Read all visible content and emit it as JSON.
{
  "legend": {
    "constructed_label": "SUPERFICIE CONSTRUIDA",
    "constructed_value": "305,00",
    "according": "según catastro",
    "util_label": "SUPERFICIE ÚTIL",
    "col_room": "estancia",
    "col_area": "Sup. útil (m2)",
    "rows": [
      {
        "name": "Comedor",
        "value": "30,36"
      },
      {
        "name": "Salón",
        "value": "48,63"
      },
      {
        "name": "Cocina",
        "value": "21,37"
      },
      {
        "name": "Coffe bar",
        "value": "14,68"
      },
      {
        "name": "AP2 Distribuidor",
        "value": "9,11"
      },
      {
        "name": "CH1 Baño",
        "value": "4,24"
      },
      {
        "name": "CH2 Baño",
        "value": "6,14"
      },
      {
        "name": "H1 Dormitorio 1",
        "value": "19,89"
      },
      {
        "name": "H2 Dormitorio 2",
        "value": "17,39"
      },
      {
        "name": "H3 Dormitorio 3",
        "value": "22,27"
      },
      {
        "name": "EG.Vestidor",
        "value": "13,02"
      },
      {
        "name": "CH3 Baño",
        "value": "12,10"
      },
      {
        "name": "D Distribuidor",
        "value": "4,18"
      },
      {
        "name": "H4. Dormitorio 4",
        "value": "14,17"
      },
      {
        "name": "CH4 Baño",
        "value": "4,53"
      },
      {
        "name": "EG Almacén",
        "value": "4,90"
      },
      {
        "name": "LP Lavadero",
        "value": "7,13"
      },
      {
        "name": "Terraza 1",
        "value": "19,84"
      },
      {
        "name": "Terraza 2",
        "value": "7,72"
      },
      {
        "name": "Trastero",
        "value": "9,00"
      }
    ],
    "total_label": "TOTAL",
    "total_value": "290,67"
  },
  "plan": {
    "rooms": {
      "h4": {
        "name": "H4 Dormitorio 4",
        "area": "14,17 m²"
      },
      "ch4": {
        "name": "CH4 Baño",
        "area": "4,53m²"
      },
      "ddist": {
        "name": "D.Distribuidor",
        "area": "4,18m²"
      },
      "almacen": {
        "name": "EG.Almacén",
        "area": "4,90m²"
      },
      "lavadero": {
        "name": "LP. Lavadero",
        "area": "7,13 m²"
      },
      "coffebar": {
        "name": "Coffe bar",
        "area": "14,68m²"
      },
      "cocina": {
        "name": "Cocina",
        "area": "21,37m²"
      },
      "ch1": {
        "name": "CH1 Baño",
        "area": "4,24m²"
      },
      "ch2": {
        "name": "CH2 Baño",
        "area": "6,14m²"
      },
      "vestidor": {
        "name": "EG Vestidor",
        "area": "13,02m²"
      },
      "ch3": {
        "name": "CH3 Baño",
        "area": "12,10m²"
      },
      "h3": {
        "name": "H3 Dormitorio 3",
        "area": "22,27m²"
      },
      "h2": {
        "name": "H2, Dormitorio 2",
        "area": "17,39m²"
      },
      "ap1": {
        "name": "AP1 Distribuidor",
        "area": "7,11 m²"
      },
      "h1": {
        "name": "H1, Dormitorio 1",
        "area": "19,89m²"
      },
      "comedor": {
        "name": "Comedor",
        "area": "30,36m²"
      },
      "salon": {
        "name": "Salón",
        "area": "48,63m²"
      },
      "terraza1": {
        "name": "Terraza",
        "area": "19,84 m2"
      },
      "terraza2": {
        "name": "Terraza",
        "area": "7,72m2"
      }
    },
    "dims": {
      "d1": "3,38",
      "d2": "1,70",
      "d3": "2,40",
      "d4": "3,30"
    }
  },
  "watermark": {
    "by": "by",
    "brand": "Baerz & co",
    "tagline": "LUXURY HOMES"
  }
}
★ ★ ★ ★
*Directive*: Each record should come back exactly as written.

*Complete answer*:
Read all visible content and emit it as JSON.
{
  "legend": {
    "constructed_label": "SUPERFICIE CONSTRUIDA",
    "constructed_value": "305,00",
    "according": "según catastro",
    "util_label": "SUPERFICIE ÚTIL",
    "col_room": "estancia",
    "col_area": "Sup. útil (m2)",
    "rows": [
      {
        "name": "Comedor",
        "value": "30,36"
      },
      {
        "name": "Salón",
        "value": "48,63"
      },
      {
        "name": "Cocina",
        "value": "21,37"
      },
      {
        "name": "Coffe bar",
        "value": "14,68"
      },
      {
        "name": "AP2 Distribuidor",
        "value": "9,11"
      },
      {
        "name": "CH1 Baño",
        "value": "4,24"
      },
      {
        "name": "CH2 Baño",
        "value": "6,14"
      },
      {
        "name": "H1 Dormitorio 1",
        "value": "19,89"
      },
      {
        "name": "H2 Dormitorio 2",
        "value": "17,39"
      },
      {
        "name": "H3 Dormitorio 3",
        "value": "22,27"
      },
      {
        "name": "EG.Vestidor",
        "value": "13,02"
      },
      {
        "name": "CH3 Baño",
        "value": "12,10"
      },
      {
        "name": "D Distribuidor",
        "value": "4,18"
      },
      {
        "name": "H4. Dormitorio 4",
        "value": "14,17"
      },
      {
        "name": "CH4 Baño",
        "value": "4,53"
      },
      {
        "name": "EG Almacén",
        "value": "4,90"
      },
      {
        "name": "LP Lavadero",
        "value": "7,13"
      },
      {
        "name": "Terraza 1",
        "value": "19,84"
      },
      {
        "name": "Terraza 2",
        "value": "7,72"
      },
      {
        "name": "Trastero",
        "value": "9,00"
      }
    ],
    "total_label": "TOTAL",
    "total_value": "290,67"
  },
  "plan": {
    "rooms": {
      "h4": {
        "name": "H4 Dormitorio 4",
        "area": "14,17 m²"
      },
      "ch4": {
        "name": "CH4 Baño",
        "area": "4,53m²"
      },
      "ddist": {
        "name": "D.Distribuidor",
        "area": "4,18m²"
      },
      "almacen": {
        "name": "EG.Almacén",
        "area": "4,90m²"
      },
      "lavadero": {
        "name": "LP. Lavadero",
        "area": "7,13 m²"
      },
      "coffebar": {
        "name": "Coffe bar",
        "area": "14,68m²"
      },
      "cocina": {
        "name": "Cocina",
        "area": "21,37m²"
      },
      "ch1": {
        "name": "CH1 Baño",
        "area": "4,24m²"
      },
      "ch2": {
        "name": "CH2 Baño",
        "area": "6,14m²"
      },
      "vestidor": {
        "name": "EG Vestidor",
        "area": "13,02m²"
      },
      "ch3": {
        "name": "CH3 Baño",
        "area": "12,10m²"
      },
      "h3": {
        "name": "H3 Dormitorio 3",
        "area": "22,27m²"
      },
      "h2": {
        "name": "H2, Dormitorio 2",
        "area": "17,39m²"
      },
      "ap1": {
        "name": "AP1 Distribuidor",
        "area": "7,11 m²"
      },
      "h1": {
        "name": "H1, Dormitorio 1",
        "area": "19,89m²"
      },
      "comedor": {
        "name": "Comedor",
        "area": "30,36m²"
      },
      "salon": {
        "name": "Salón",
        "area": "48,63m²"
      },
      "terraza1": {
        "name": "Terraza",
        "area": "19,84 m2"
      },
      "terraza2": {
        "name": "Terraza",
        "area": "7,72m2"
      }
    },
    "dims": {
      "d1": "3,38",
      "d2": "1,70",
      "d3": "2,40",
      "d4": "3,30"
    }
  },
  "watermark": {
    "by": "by",
    "brand": "Baerz & co",
    "tagline": "LUXURY HOMES"
  }
}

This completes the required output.